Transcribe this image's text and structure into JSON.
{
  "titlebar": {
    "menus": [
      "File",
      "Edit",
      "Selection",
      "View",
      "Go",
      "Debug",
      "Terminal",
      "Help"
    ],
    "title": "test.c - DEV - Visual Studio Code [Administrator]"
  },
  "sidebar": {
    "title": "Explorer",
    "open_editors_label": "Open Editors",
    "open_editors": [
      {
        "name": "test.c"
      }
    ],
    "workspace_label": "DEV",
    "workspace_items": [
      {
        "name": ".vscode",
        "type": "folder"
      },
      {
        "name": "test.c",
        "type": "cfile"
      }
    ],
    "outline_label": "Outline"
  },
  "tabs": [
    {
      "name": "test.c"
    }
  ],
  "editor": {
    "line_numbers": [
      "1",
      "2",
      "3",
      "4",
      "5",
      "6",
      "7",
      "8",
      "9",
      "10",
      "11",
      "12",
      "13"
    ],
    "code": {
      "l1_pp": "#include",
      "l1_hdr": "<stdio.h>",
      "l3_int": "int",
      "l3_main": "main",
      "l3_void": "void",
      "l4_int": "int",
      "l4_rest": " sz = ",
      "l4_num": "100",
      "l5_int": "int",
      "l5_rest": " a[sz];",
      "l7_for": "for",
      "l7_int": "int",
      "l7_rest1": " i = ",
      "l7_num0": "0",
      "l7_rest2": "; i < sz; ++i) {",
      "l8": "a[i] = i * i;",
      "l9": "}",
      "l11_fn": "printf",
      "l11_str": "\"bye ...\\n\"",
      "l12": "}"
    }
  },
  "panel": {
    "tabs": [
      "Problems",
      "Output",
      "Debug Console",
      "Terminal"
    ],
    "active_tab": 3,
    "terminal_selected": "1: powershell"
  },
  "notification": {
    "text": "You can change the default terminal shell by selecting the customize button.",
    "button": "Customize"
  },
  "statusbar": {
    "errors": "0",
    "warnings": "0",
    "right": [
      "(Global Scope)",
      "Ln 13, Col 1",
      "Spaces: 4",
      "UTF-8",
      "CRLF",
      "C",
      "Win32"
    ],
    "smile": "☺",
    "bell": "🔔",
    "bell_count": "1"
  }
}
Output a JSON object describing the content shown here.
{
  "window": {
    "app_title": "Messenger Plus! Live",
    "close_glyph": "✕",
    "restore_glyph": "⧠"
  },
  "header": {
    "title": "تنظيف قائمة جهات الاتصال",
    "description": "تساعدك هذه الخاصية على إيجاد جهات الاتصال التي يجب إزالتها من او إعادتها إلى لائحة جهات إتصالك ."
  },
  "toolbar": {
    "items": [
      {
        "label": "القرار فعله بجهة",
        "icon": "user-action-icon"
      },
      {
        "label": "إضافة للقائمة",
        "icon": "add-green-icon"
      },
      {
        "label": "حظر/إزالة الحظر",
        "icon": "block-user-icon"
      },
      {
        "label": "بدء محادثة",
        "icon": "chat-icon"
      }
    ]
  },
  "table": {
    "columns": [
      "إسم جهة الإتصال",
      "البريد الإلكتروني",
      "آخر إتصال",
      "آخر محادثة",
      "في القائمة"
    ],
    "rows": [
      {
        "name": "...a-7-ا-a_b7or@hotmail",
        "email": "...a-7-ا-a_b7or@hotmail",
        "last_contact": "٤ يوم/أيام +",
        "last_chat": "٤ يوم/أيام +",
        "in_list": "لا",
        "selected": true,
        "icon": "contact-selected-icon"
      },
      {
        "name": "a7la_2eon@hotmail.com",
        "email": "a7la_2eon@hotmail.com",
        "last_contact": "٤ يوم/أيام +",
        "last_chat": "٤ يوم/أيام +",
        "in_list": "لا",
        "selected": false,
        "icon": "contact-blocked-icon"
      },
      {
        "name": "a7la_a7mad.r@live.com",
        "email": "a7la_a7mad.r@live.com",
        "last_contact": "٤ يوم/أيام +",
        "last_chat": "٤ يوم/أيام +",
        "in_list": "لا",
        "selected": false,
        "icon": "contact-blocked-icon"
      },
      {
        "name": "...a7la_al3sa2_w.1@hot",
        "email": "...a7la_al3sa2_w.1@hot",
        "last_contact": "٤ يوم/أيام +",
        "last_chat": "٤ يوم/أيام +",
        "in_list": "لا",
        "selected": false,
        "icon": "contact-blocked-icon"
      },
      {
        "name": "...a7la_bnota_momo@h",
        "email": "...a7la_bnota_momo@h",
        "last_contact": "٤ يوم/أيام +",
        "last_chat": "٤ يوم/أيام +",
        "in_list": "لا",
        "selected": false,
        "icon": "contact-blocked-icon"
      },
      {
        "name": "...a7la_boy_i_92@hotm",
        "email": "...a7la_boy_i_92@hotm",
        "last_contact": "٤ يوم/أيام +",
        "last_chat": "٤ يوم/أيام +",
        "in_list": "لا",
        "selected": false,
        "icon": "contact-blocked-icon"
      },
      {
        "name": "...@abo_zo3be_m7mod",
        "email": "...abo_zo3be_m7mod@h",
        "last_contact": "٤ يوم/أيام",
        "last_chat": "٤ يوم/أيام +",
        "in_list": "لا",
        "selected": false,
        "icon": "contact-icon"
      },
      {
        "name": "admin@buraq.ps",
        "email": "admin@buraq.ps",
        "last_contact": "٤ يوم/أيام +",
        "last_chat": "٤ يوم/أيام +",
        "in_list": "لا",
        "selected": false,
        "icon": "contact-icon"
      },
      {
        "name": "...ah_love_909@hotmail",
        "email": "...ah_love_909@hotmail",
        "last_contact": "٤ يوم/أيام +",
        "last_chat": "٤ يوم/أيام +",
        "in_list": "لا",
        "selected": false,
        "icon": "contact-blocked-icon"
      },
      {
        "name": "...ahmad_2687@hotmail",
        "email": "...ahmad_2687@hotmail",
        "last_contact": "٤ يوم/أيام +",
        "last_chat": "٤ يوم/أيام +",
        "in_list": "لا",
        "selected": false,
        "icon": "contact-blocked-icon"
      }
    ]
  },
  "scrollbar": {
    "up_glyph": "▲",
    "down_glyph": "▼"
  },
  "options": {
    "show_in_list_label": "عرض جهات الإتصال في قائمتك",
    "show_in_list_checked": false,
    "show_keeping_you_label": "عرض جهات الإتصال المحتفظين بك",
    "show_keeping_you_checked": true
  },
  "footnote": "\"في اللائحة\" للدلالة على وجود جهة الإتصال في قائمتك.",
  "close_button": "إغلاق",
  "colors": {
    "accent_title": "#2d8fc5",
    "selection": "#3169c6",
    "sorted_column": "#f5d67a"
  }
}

What you should do:
Copy each line containing the word "buraq" from the data.

Correct result:
        "name": "admin@buraq.ps",
        "email": "admin@buraq.ps",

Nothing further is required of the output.